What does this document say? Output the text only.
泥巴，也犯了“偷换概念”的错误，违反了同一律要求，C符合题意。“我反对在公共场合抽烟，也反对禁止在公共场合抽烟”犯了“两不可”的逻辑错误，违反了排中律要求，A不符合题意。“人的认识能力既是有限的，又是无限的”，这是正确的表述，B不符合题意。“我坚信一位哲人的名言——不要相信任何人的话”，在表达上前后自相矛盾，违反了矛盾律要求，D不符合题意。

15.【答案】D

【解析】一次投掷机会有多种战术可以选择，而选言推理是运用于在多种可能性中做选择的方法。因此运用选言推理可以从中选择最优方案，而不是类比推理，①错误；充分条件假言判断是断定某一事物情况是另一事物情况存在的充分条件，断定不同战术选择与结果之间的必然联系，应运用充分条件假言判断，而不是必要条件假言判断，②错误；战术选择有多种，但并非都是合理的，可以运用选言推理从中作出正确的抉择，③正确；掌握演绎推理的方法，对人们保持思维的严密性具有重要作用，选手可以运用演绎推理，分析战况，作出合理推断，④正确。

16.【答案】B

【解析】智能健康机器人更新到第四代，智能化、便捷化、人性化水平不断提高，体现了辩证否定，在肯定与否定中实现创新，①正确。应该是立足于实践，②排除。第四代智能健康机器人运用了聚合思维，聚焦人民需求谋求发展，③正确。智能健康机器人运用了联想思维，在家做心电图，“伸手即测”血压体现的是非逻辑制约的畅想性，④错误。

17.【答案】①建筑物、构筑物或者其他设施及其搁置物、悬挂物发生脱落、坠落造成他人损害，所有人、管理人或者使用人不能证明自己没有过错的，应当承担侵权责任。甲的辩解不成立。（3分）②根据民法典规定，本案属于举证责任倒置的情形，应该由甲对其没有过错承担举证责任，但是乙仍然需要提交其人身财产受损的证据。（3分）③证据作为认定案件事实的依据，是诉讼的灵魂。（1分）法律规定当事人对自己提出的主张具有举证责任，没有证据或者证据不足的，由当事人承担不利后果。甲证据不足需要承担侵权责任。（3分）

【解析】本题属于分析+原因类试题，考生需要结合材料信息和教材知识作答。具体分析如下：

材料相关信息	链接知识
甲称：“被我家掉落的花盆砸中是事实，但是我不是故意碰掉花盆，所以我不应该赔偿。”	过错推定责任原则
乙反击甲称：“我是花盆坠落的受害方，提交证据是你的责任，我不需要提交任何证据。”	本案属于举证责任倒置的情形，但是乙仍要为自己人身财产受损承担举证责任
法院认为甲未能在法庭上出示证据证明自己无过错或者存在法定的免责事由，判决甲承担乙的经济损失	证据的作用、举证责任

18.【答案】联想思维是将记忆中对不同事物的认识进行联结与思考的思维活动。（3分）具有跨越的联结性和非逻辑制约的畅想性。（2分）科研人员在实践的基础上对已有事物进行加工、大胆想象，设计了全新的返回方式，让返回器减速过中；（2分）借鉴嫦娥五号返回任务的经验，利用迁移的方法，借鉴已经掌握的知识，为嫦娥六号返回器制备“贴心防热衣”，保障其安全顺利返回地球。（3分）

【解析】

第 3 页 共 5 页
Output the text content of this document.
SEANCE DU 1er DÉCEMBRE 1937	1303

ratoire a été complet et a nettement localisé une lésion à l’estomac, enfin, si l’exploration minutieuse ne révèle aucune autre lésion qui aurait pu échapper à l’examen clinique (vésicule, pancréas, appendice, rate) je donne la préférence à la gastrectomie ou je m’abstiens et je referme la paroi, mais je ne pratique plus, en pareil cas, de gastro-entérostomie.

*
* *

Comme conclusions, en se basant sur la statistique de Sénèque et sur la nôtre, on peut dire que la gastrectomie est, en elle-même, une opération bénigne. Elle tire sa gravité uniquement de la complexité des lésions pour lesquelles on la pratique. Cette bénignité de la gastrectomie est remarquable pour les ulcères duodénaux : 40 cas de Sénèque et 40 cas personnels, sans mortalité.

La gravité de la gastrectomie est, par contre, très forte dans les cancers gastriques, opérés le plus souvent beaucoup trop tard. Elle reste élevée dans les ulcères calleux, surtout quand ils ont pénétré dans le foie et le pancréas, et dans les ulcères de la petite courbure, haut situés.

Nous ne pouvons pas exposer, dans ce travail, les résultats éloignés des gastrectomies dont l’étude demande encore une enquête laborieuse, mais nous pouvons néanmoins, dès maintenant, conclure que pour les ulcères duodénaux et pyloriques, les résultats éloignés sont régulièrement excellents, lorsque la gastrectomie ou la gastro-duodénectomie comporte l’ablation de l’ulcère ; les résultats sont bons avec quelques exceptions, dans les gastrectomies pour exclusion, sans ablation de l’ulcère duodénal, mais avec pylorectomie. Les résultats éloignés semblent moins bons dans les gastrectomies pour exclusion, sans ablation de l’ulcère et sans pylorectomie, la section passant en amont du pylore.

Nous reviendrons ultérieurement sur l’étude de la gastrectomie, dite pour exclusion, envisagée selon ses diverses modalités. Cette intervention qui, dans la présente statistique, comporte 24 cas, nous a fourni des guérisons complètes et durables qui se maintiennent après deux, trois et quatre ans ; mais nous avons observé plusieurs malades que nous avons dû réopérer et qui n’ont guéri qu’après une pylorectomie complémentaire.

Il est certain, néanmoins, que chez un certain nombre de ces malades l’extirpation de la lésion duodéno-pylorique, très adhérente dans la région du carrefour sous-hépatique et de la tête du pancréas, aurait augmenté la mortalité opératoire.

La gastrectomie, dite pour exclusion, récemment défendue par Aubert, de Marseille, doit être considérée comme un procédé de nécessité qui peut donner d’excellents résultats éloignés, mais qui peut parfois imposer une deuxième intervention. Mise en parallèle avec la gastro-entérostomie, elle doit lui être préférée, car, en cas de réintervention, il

******

WRITTEN INSTRUCTION:
Copy out all lines above that include the string "document".

FULL ANSWER:
What does this document say? Output the text only.
Output the text content of this document.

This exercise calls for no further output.